**Written exercise:** Give the count of lines holding the string "data" and nothing else.

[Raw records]
====
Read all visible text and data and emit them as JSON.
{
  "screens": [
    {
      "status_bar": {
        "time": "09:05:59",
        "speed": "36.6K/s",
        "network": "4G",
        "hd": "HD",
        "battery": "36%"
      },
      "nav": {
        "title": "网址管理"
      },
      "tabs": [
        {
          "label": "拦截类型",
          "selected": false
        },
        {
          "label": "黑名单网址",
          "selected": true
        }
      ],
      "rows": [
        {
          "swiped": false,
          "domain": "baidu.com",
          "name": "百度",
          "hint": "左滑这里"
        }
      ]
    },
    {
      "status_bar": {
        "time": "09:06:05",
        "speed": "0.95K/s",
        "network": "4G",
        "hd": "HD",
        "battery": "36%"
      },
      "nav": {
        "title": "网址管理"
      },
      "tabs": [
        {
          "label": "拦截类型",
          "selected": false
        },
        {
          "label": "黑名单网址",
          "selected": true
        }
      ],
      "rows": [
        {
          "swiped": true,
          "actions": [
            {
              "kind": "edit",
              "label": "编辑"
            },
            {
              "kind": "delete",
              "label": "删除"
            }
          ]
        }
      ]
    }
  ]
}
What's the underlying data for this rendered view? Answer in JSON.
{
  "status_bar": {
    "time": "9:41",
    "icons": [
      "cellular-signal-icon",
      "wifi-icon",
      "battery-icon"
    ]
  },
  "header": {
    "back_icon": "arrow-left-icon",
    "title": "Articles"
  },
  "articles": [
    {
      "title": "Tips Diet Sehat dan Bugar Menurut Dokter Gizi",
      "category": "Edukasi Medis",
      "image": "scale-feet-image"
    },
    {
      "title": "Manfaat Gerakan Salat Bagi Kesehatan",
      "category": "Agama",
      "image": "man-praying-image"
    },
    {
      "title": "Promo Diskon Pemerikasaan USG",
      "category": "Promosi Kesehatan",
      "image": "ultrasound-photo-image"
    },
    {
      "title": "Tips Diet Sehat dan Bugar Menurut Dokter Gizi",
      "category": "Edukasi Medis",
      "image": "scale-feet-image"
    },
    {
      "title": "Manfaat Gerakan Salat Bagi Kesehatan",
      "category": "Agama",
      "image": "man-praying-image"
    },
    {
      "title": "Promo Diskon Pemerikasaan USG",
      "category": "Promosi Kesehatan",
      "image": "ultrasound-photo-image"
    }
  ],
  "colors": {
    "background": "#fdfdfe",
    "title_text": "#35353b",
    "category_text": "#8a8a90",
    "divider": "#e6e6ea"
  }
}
====
**Solution to this problem:** 2